--- start ---
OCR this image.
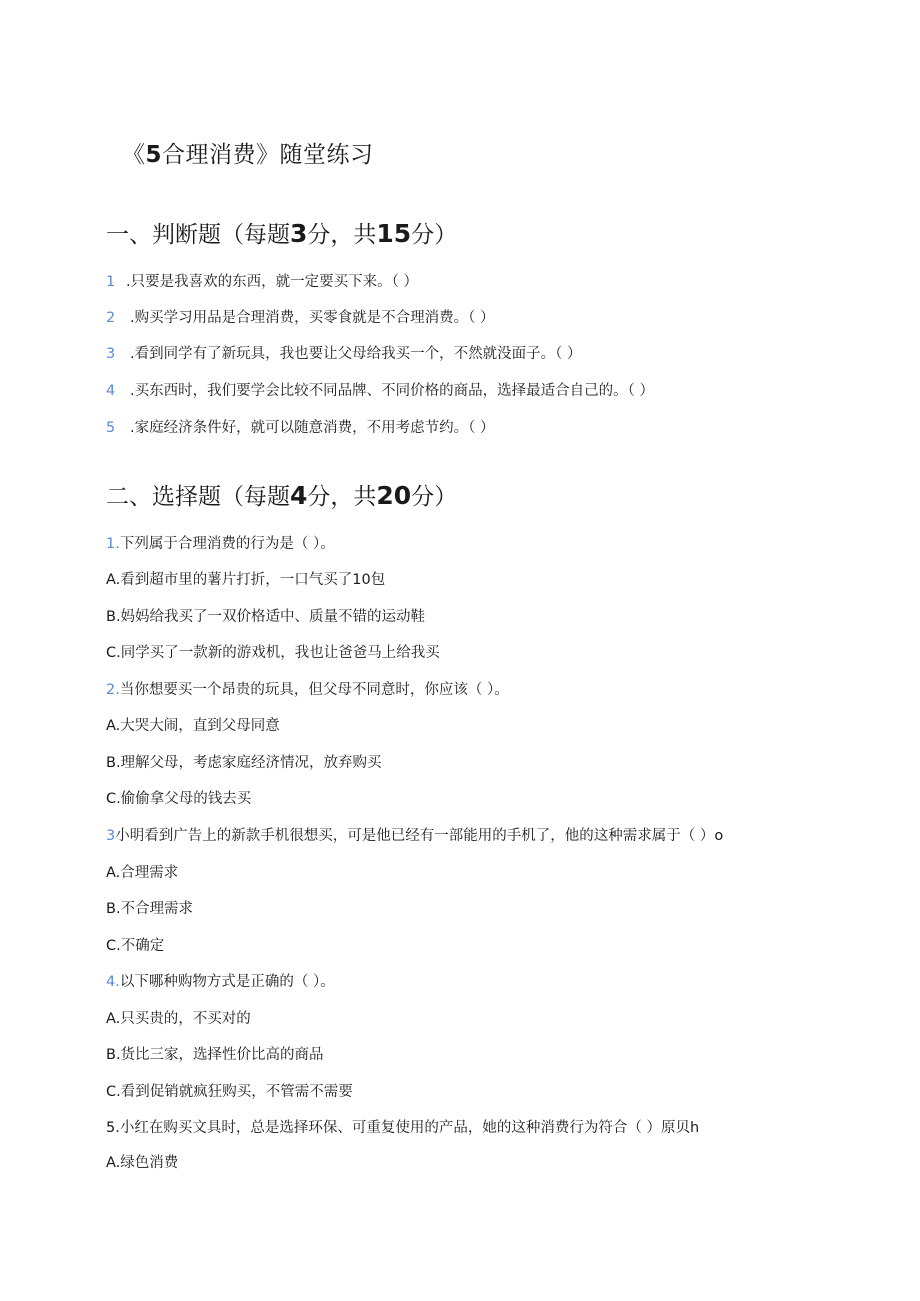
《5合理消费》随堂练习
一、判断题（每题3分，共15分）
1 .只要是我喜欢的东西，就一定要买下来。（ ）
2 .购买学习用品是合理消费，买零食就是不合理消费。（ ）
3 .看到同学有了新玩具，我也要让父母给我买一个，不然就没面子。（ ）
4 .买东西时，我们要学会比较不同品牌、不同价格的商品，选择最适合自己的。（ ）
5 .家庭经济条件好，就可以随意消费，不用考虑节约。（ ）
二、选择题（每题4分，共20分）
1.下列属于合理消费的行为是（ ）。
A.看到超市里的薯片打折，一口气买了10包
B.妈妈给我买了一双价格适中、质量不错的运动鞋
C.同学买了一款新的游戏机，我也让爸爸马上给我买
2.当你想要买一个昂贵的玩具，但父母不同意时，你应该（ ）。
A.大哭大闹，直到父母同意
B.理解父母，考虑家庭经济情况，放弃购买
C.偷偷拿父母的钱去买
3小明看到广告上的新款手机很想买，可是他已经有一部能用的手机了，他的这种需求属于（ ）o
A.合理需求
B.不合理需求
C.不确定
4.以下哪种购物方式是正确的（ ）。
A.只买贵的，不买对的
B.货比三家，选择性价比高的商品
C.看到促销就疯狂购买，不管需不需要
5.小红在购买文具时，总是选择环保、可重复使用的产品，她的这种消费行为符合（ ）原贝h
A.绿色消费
--- end ---
▸ **Exercise description**
Omit the pictures and restate the rest of the records verbatim.

▸ **Written solution**
OCR this image.
《5合理消费》随堂练习
一、判断题（每题3分，共15分）
1 .只要是我喜欢的东西，就一定要买下来。（ ）
2 .购买学习用品是合理消费，买零食就是不合理消费。（ ）
3 .看到同学有了新玩具，我也要让父母给我买一个，不然就没面子。（ ）
4 .买东西时，我们要学会比较不同品牌、不同价格的商品，选择最适合自己的。（ ）
5 .家庭经济条件好，就可以随意消费，不用考虑节约。（ ）
二、选择题（每题4分，共20分）
1.下列属于合理消费的行为是（ ）。
A.看到超市里的薯片打折，一口气买了10包
B.妈妈给我买了一双价格适中、质量不错的运动鞋
C.同学买了一款新的游戏机，我也让爸爸马上给我买
2.当你想要买一个昂贵的玩具，但父母不同意时，你应该（ ）。
A.大哭大闹，直到父母同意
B.理解父母，考虑家庭经济情况，放弃购买
C.偷偷拿父母的钱去买
3小明看到广告上的新款手机很想买，可是他已经有一部能用的手机了，他的这种需求属于（ ）o
A.合理需求
B.不合理需求
C.不确定
4.以下哪种购物方式是正确的（ ）。
A.只买贵的，不买对的
B.货比三家，选择性价比高的商品
C.看到促销就疯狂购买，不管需不需要
5.小红在购买文具时，总是选择环保、可重复使用的产品，她的这种消费行为符合（ ）原贝h
A.绿色消费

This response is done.